WHAT IS ASKED:
Exactly reproduce each record listed below.

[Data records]
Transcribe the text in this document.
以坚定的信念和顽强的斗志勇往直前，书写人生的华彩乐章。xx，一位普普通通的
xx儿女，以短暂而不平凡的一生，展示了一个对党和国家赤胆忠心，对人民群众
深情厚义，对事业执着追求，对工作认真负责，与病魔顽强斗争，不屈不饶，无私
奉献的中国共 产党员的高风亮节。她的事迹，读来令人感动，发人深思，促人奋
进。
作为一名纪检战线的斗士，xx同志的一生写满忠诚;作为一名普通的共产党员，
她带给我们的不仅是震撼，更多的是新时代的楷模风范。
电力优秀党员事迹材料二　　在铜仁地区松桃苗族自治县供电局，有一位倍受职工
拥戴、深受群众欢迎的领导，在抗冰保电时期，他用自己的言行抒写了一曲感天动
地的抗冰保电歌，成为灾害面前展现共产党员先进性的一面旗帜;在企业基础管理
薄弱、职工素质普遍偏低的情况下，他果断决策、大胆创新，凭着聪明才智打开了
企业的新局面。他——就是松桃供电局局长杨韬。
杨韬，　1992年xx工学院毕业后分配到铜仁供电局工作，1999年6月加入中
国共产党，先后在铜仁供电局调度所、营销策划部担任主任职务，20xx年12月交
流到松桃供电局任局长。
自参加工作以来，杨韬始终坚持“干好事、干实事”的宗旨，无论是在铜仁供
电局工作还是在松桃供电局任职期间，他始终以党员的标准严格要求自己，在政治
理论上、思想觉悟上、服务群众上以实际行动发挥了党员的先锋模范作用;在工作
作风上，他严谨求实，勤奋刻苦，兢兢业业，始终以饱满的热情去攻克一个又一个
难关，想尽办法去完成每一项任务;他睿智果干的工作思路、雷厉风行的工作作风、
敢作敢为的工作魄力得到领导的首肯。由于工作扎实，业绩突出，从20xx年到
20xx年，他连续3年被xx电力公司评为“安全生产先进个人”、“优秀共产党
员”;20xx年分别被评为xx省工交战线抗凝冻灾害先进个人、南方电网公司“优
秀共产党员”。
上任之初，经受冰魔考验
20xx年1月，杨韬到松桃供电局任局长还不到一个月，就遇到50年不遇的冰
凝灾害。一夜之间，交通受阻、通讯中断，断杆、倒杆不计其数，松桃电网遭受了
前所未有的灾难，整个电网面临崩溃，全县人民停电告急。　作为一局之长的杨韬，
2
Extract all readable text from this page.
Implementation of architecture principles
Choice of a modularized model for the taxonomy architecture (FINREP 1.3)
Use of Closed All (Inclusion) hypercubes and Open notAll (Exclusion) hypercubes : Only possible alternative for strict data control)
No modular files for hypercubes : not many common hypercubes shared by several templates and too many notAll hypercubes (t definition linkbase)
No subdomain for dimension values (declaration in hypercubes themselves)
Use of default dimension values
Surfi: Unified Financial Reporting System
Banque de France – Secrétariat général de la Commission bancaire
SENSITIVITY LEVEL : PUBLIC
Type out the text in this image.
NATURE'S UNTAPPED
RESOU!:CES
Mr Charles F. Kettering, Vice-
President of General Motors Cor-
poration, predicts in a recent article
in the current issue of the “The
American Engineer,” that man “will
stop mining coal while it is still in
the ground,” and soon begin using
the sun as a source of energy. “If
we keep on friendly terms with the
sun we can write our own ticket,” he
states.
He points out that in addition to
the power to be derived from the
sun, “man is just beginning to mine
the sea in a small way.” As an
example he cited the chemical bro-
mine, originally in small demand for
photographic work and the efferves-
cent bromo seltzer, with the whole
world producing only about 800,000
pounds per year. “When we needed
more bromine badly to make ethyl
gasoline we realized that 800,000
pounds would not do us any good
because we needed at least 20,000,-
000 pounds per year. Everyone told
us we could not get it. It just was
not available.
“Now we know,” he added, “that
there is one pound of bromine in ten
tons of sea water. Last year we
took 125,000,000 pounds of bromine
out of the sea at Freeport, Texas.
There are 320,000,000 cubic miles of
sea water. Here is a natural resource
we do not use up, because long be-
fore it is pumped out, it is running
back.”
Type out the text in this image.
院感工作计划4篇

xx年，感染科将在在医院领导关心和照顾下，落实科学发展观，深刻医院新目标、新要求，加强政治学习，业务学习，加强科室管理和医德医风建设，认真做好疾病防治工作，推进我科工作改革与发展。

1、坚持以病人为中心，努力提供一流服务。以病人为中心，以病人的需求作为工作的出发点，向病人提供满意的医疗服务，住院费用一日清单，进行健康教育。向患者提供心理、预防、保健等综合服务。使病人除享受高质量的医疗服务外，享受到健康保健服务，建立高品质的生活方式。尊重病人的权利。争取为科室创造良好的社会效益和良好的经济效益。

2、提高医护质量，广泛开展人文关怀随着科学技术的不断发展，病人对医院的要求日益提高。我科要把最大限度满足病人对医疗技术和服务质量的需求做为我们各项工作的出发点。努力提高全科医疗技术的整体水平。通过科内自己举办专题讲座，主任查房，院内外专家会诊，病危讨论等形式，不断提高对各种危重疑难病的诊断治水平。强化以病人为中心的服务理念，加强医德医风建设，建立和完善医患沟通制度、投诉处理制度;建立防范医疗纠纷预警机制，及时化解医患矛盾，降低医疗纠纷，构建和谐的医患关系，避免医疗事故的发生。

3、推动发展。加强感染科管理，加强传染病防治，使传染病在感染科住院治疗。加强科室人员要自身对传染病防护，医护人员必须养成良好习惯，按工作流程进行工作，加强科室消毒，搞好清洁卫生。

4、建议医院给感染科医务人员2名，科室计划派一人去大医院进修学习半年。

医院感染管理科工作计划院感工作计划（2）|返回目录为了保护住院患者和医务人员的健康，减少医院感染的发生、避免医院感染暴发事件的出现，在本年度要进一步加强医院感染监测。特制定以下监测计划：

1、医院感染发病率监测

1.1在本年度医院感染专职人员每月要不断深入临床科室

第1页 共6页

REPLY TO THE EXERCISE:
Transcribe the text in this document.
以坚定的信念和顽强的斗志勇往直前，书写人生的华彩乐章。xx，一位普普通通的
xx儿女，以短暂而不平凡的一生，展示了一个对党和国家赤胆忠心，对人民群众
深情厚义，对事业执着追求，对工作认真负责，与病魔顽强斗争，不屈不饶，无私
奉献的中国共 产党员的高风亮节。她的事迹，读来令人感动，发人深思，促人奋
进。
作为一名纪检战线的斗士，xx同志的一生写满忠诚;作为一名普通的共产党员，
她带给我们的不仅是震撼，更多的是新时代的楷模风范。
电力优秀党员事迹材料二　　在铜仁地区松桃苗族自治县供电局，有一位倍受职工
拥戴、深受群众欢迎的领导，在抗冰保电时期，他用自己的言行抒写了一曲感天动
地的抗冰保电歌，成为灾害面前展现共产党员先进性的一面旗帜;在企业基础管理
薄弱、职工素质普遍偏低的情况下，他果断决策、大胆创新，凭着聪明才智打开了
企业的新局面。他——就是松桃供电局局长杨韬。
杨韬，　1992年xx工学院毕业后分配到铜仁供电局工作，1999年6月加入中
国共产党，先后在铜仁供电局调度所、营销策划部担任主任职务，20xx年12月交
流到松桃供电局任局长。
自参加工作以来，杨韬始终坚持“干好事、干实事”的宗旨，无论是在铜仁供
电局工作还是在松桃供电局任职期间，他始终以党员的标准严格要求自己，在政治
理论上、思想觉悟上、服务群众上以实际行动发挥了党员的先锋模范作用;在工作
作风上，他严谨求实，勤奋刻苦，兢兢业业，始终以饱满的热情去攻克一个又一个
难关，想尽办法去完成每一项任务;他睿智果干的工作思路、雷厉风行的工作作风、
敢作敢为的工作魄力得到领导的首肯。由于工作扎实，业绩突出，从20xx年到
20xx年，他连续3年被xx电力公司评为“安全生产先进个人”、“优秀共产党
员”;20xx年分别被评为xx省工交战线抗凝冻灾害先进个人、南方电网公司“优
秀共产党员”。
上任之初，经受冰魔考验
20xx年1月，杨韬到松桃供电局任局长还不到一个月，就遇到50年不遇的冰
凝灾害。一夜之间，交通受阻、通讯中断，断杆、倒杆不计其数，松桃电网遭受了
前所未有的灾难，整个电网面临崩溃，全县人民停电告急。　作为一局之长的杨韬，
2
Extract all readable text from this page.
Implementation of architecture principles
Choice of a modularized model for the taxonomy architecture (FINREP 1.3)
Use of Closed All (Inclusion) hypercubes and Open notAll (Exclusion) hypercubes : Only possible alternative for strict data control)
No modular files for hypercubes : not many common hypercubes shared by several templates and too many notAll hypercubes (t definition linkbase)
No subdomain for dimension values (declaration in hypercubes themselves)
Use of default dimension values
Surfi: Unified Financial Reporting System
Banque de France – Secrétariat général de la Commission bancaire
SENSITIVITY LEVEL : PUBLIC
Type out the text in this image.
NATURE'S UNTAPPED
RESOU!:CES
Mr Charles F. Kettering, Vice-
President of General Motors Cor-
poration, predicts in a recent article
in the current issue of the “The
American Engineer,” that man “will
stop mining coal while it is still in
the ground,” and soon begin using
the sun as a source of energy. “If
we keep on friendly terms with the
sun we can write our own ticket,” he
states.
He points out that in addition to
the power to be derived from the
sun, “man is just beginning to mine
the sea in a small way.” As an
example he cited the chemical bro-
mine, originally in small demand for
photographic work and the efferves-
cent bromo seltzer, with the whole
world producing only about 800,000
pounds per year. “When we needed
more bromine badly to make ethyl
gasoline we realized that 800,000
pounds would not do us any good
because we needed at least 20,000,-
000 pounds per year. Everyone told
us we could not get it. It just was
not available.
“Now we know,” he added, “that
there is one pound of bromine in ten
tons of sea water. Last year we
took 125,000,000 pounds of bromine
out of the sea at Freeport, Texas.
There are 320,000,000 cubic miles of
sea water. Here is a natural resource
we do not use up, because long be-
fore it is pumped out, it is running
back.”
Type out the text in this image.
院感工作计划4篇

xx年，感染科将在在医院领导关心和照顾下，落实科学发展观，深刻医院新目标、新要求，加强政治学习，业务学习，加强科室管理和医德医风建设，认真做好疾病防治工作，推进我科工作改革与发展。

1、坚持以病人为中心，努力提供一流服务。以病人为中心，以病人的需求作为工作的出发点，向病人提供满意的医疗服务，住院费用一日清单，进行健康教育。向患者提供心理、预防、保健等综合服务。使病人除享受高质量的医疗服务外，享受到健康保健服务，建立高品质的生活方式。尊重病人的权利。争取为科室创造良好的社会效益和良好的经济效益。

2、提高医护质量，广泛开展人文关怀随着科学技术的不断发展，病人对医院的要求日益提高。我科要把最大限度满足病人对医疗技术和服务质量的需求做为我们各项工作的出发点。努力提高全科医疗技术的整体水平。通过科内自己举办专题讲座，主任查房，院内外专家会诊，病危讨论等形式，不断提高对各种危重疑难病的诊断治水平。强化以病人为中心的服务理念，加强医德医风建设，建立和完善医患沟通制度、投诉处理制度;建立防范医疗纠纷预警机制，及时化解医患矛盾，降低医疗纠纷，构建和谐的医患关系，避免医疗事故的发生。

3、推动发展。加强感染科管理，加强传染病防治，使传染病在感染科住院治疗。加强科室人员要自身对传染病防护，医护人员必须养成良好习惯，按工作流程进行工作，加强科室消毒，搞好清洁卫生。

4、建议医院给感染科医务人员2名，科室计划派一人去大医院进修学习半年。

医院感染管理科工作计划院感工作计划（2）|返回目录为了保护住院患者和医务人员的健康，减少医院感染的发生、避免医院感染暴发事件的出现，在本年度要进一步加强医院感染监测。特制定以下监测计划：

1、医院感染发病率监测

1.1在本年度医院感染专职人员每月要不断深入临床科室

第1页 共6页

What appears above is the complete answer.